━━━ WORKING DATA

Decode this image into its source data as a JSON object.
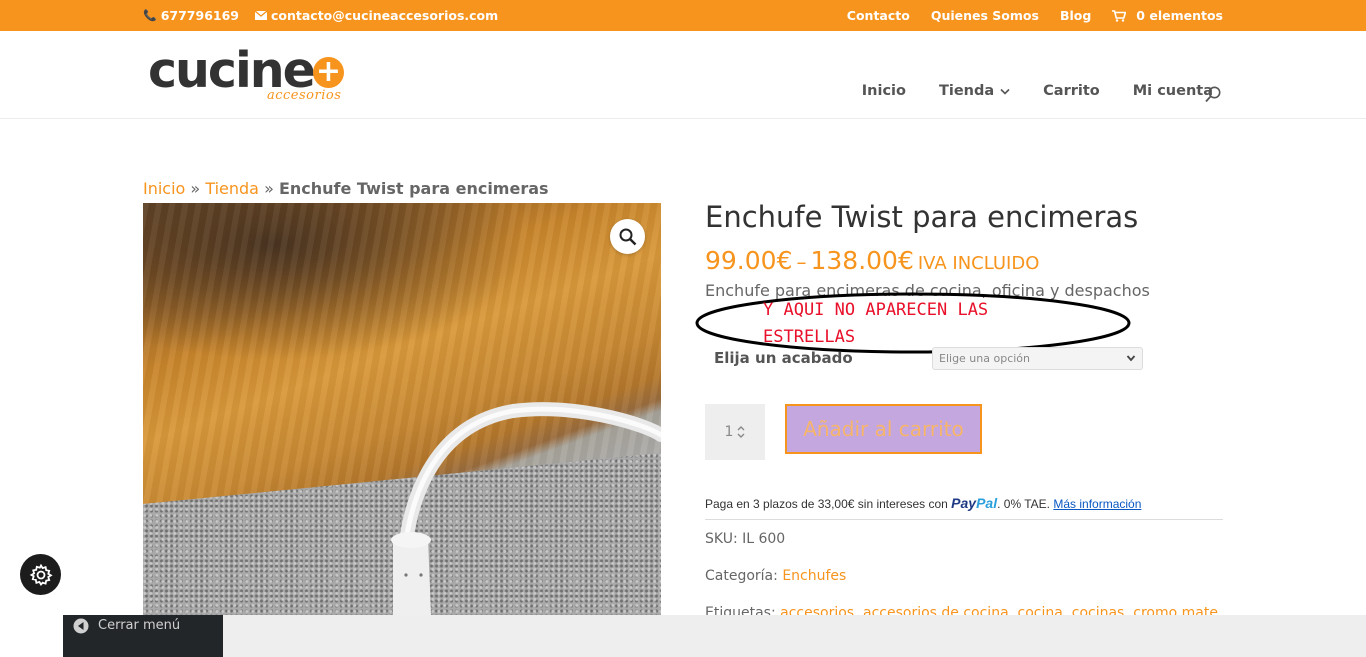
{
  "topbar": {
    "phone": "677796169",
    "email": "contacto@cucineaccesorios.com",
    "links": [
      "Contacto",
      "Quienes Somos",
      "Blog"
    ],
    "cart": "0 elementos"
  },
  "logo": {
    "word": "cucine",
    "plus": "+",
    "sub": "accesorios"
  },
  "nav": {
    "items": [
      "Inicio",
      "Tienda",
      "Carrito",
      "Mi cuenta"
    ]
  },
  "breadcrumb": {
    "home": "Inicio",
    "sep1": " » ",
    "shop": "Tienda",
    "sep2": " » ",
    "current": "Enchufe Twist para encimeras"
  },
  "product": {
    "title": "Enchufe Twist para encimeras",
    "price_min": "99.00€",
    "price_dash": "–",
    "price_max": "138.00€",
    "price_suffix": "IVA INCLUIDO",
    "short_desc": "Enchufe para encimeras de cocina, oficina y despachos",
    "annotation_line1": "Y AQUI NO APARECEN LAS",
    "annotation_line2": "ESTRELLAS",
    "variant_label": "Elija un acabado",
    "variant_placeholder": "Elige una opción",
    "quantity": "1",
    "add_to_cart": "Añadir al carrito",
    "paypal_pre": "Paga en 3 plazos de 33,00€ sin intereses con ",
    "paypal_brand1": "Pay",
    "paypal_brand2": "Pal",
    "paypal_post": ". 0% TAE. ",
    "paypal_more": "Más información",
    "sku_label": "SKU:",
    "sku_value": "IL 600",
    "category_label": "Categoría:",
    "category_value": "Enchufes",
    "tags_label": "Etiquetas:",
    "tags_value": "accesorios, accesorios de cocina, cocina, cocinas, cromo mate"
  },
  "footer": {
    "close_menu": "Cerrar menú"
  },
  "colors": {
    "accent": "#f7941d",
    "annotation": "#e8102a",
    "button_bg": "#c5a7df"
  },
  "icons": [
    "phone-icon",
    "mail-icon",
    "cart-icon",
    "search-icon",
    "chevron-down-icon",
    "zoom-icon",
    "gear-icon",
    "arrow-left-icon"
  ]
}
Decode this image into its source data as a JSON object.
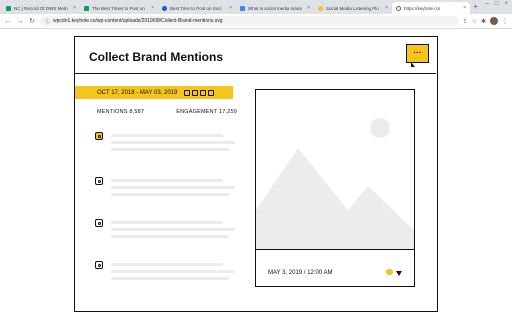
{
  "tabs": [
    {
      "title": "NC | Record Of DWS Metri",
      "color": "#0f9d58"
    },
    {
      "title": "The Best Times to Post on",
      "color": "#0f9d58"
    },
    {
      "title": "Best Time to Post on Soci",
      "color": "#1a56db"
    },
    {
      "title": "What is social media mana",
      "color": "#4285f4"
    },
    {
      "title": "Social Media Listening Plu",
      "color": "#f5c51b"
    },
    {
      "title": "https://keyhole.co/",
      "color": "#5f6368",
      "active": true
    }
  ],
  "url": "wpcdn1.keyhole.co/wp-content/uploads/2019/08/Collect-Brand-mentions.svg",
  "card": {
    "title": "Collect Brand Mentions",
    "chat_dots": "···",
    "date_range": "OCT 17, 2018 - MAY 03, 2019",
    "mentions_label": "MENTIONS 8,587",
    "engagement_label": "ENGAGEMENT 17,259",
    "post_date": "MAY 3, 2019 / 12:00 AM"
  },
  "colors": {
    "accent": "#f5c51b",
    "ink": "#111111"
  }
}
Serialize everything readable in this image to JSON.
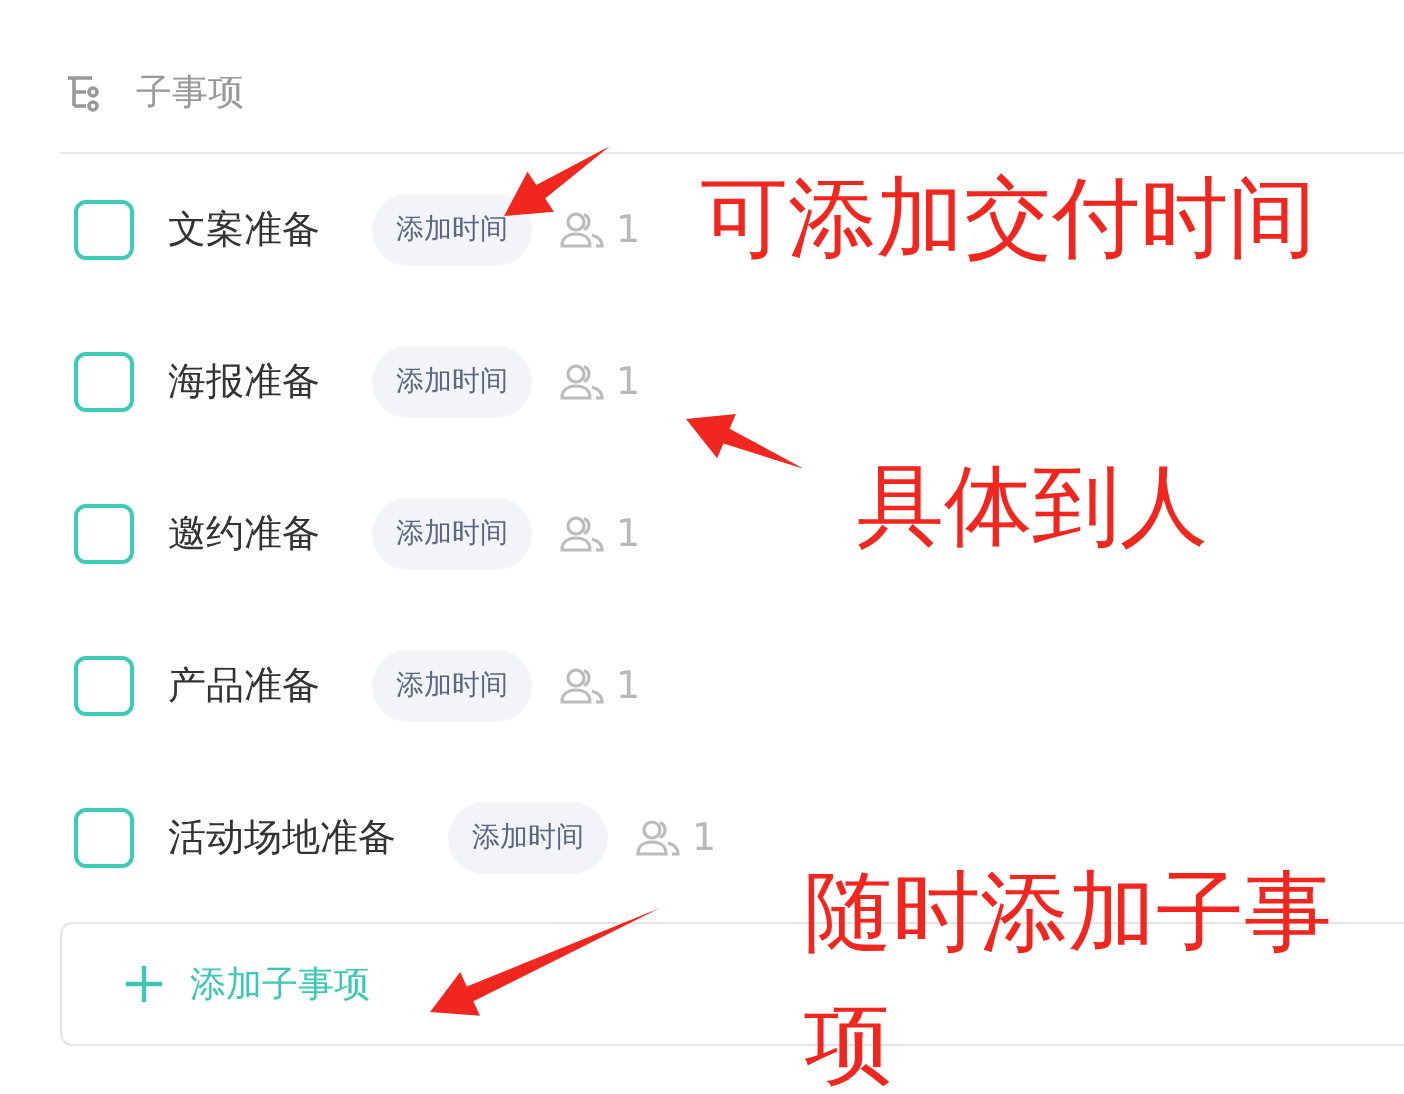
{
  "section": {
    "title": "子事项"
  },
  "subtasks": [
    {
      "title": "文案准备",
      "checked": false,
      "time_button": "添加时间",
      "assignee_count": "1"
    },
    {
      "title": "海报准备",
      "checked": false,
      "time_button": "添加时间",
      "assignee_count": "1"
    },
    {
      "title": "邀约准备",
      "checked": false,
      "time_button": "添加时间",
      "assignee_count": "1"
    },
    {
      "title": "产品准备",
      "checked": false,
      "time_button": "添加时间",
      "assignee_count": "1"
    },
    {
      "title": "活动场地准备",
      "checked": false,
      "time_button": "添加时间",
      "assignee_count": "1"
    }
  ],
  "add_button": {
    "label": "添加子事项"
  },
  "annotations": [
    {
      "text": "可添加交付时间"
    },
    {
      "text": "具体到人"
    },
    {
      "text": "随时添加子事项"
    }
  ]
}
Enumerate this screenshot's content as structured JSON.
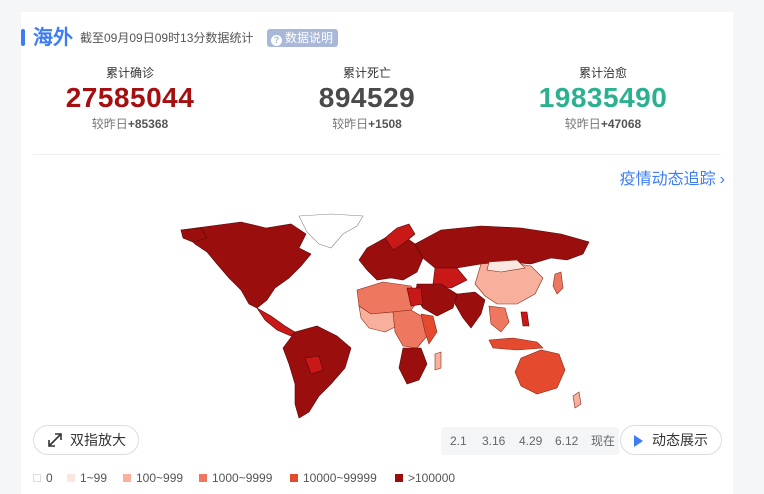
{
  "header": {
    "title": "海外",
    "subtitle": "截至09月09日09时13分数据统计",
    "explain_label": "数据说明"
  },
  "stats": {
    "confirmed": {
      "label": "累计确诊",
      "value": "27585044",
      "delta_prefix": "较昨日",
      "delta": "+85368"
    },
    "deaths": {
      "label": "累计死亡",
      "value": "894529",
      "delta_prefix": "较昨日",
      "delta": "+1508"
    },
    "recovered": {
      "label": "累计治愈",
      "value": "19835490",
      "delta_prefix": "较昨日",
      "delta": "+47068"
    }
  },
  "track_link": "疫情动态追踪",
  "zoom_button": "双指放大",
  "timeline": [
    "2.1",
    "3.16",
    "4.29",
    "6.12",
    "现在"
  ],
  "play_button": "动态展示",
  "legend": [
    {
      "label": "0",
      "color": "#ffffff"
    },
    {
      "label": "1~99",
      "color": "#fbe7e2"
    },
    {
      "label": "100~999",
      "color": "#f7b09b"
    },
    {
      "label": "1000~9999",
      "color": "#ee7760"
    },
    {
      "label": "10000~99999",
      "color": "#e34a2e"
    },
    {
      "label": ">100000",
      "color": "#9b0e0e"
    }
  ],
  "colors": {
    "accent": "#3d7cf5",
    "confirmed": "#a50f0f",
    "deaths": "#4a4a4a",
    "recovered": "#2ab190"
  }
}
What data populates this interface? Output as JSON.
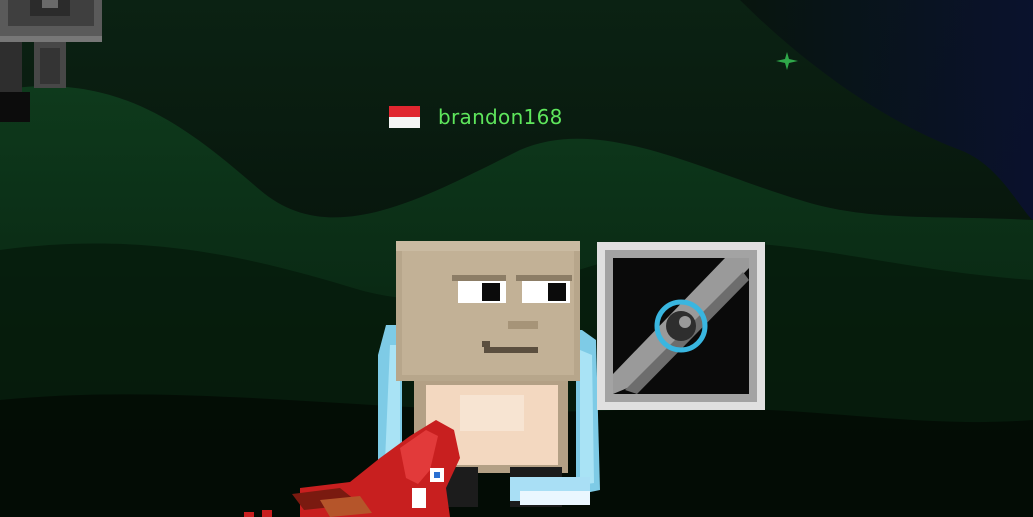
{
  "player": {
    "name": "brandon168",
    "flag_icon": "red-white-flag-icon",
    "name_color": "#5ee65c"
  },
  "colors": {
    "background": "#030604",
    "hill": "#0a2a16",
    "skin": "#b7a68b",
    "wings": "#7ecbe6",
    "lock_frame": "#e0e0e0",
    "dragon": "#c81f1f"
  },
  "items": {
    "lock_block_icon": "steel-lock-block-icon",
    "sign_icon": "gray-sign-post-icon",
    "pet_icon": "red-dragon-pet-icon",
    "star_icon": "green-star-icon"
  }
}
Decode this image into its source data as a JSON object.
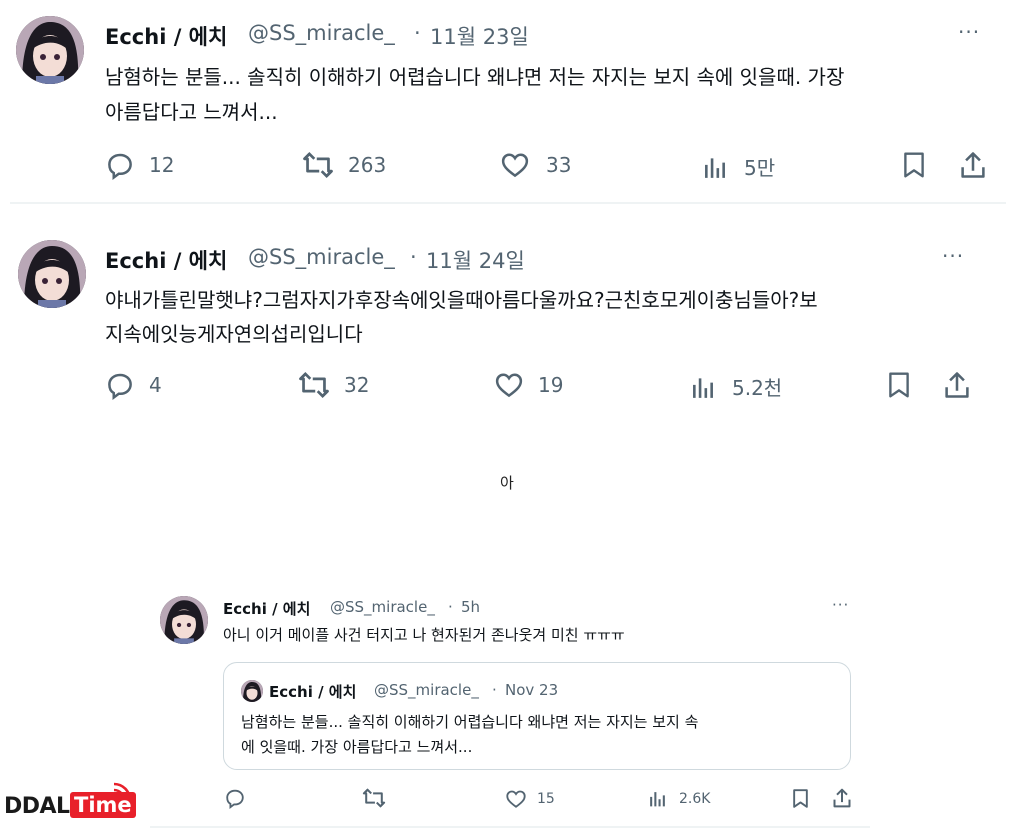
{
  "tweet1": {
    "name": "Ecchi / 에치",
    "handle": "@SS_miracle_",
    "dot": "·",
    "date": "11월 23일",
    "more": "···",
    "text_line1": "남혐하는 분들... 솔직히 이해하기 어렵습니다 왜냐면 저는 자지는 보지 속에 잇을때. 가장",
    "text_line2": "아름답다고 느껴서...",
    "replies": "12",
    "retweets": "263",
    "likes": "33",
    "views": "5만"
  },
  "tweet2": {
    "name": "Ecchi / 에치",
    "handle": "@SS_miracle_",
    "dot": "·",
    "date": "11월 24일",
    "more": "···",
    "text_line1": "야내가틀린말햇냐?그럼자지가후장속에잇을때아름다울까요?근친호모게이충님들아?보",
    "text_line2": "지속에잇능게자연의섭리입니다",
    "replies": "4",
    "retweets": "32",
    "likes": "19",
    "views": "5.2천"
  },
  "caption": "아",
  "tweet3": {
    "name": "Ecchi / 에치",
    "handle": "@SS_miracle_",
    "dot": "·",
    "time": "5h",
    "more": "···",
    "text": "아니 이거 메이플 사건 터지고 나 현자된거 존나웃겨 미친 ㅠㅠㅠ",
    "quote": {
      "name": "Ecchi / 에치",
      "handle": "@SS_miracle_",
      "dot": "·",
      "date": "Nov 23",
      "text_line1": "남혐하는 분들... 솔직히 이해하기 어렵습니다 왜냐면 저는 자지는 보지 속",
      "text_line2": "에 잇을때. 가장 아름답다고 느껴서..."
    },
    "replies": "",
    "retweets": "",
    "likes": "15",
    "views": "2.6K"
  },
  "watermark": {
    "part1": "DDAL",
    "part2": "Time"
  },
  "colors": {
    "text": "#0f1419",
    "secondary": "#536471",
    "divider": "#eff3f4",
    "watermark_red": "#e8202a",
    "watermark_dark": "#1a1a1a"
  }
}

━━━━━━

Identify and list each line with the word "Twist".

    "current": "Enchufe Twist para encimeras"
    "title": "Enchufe Twist para encimeras",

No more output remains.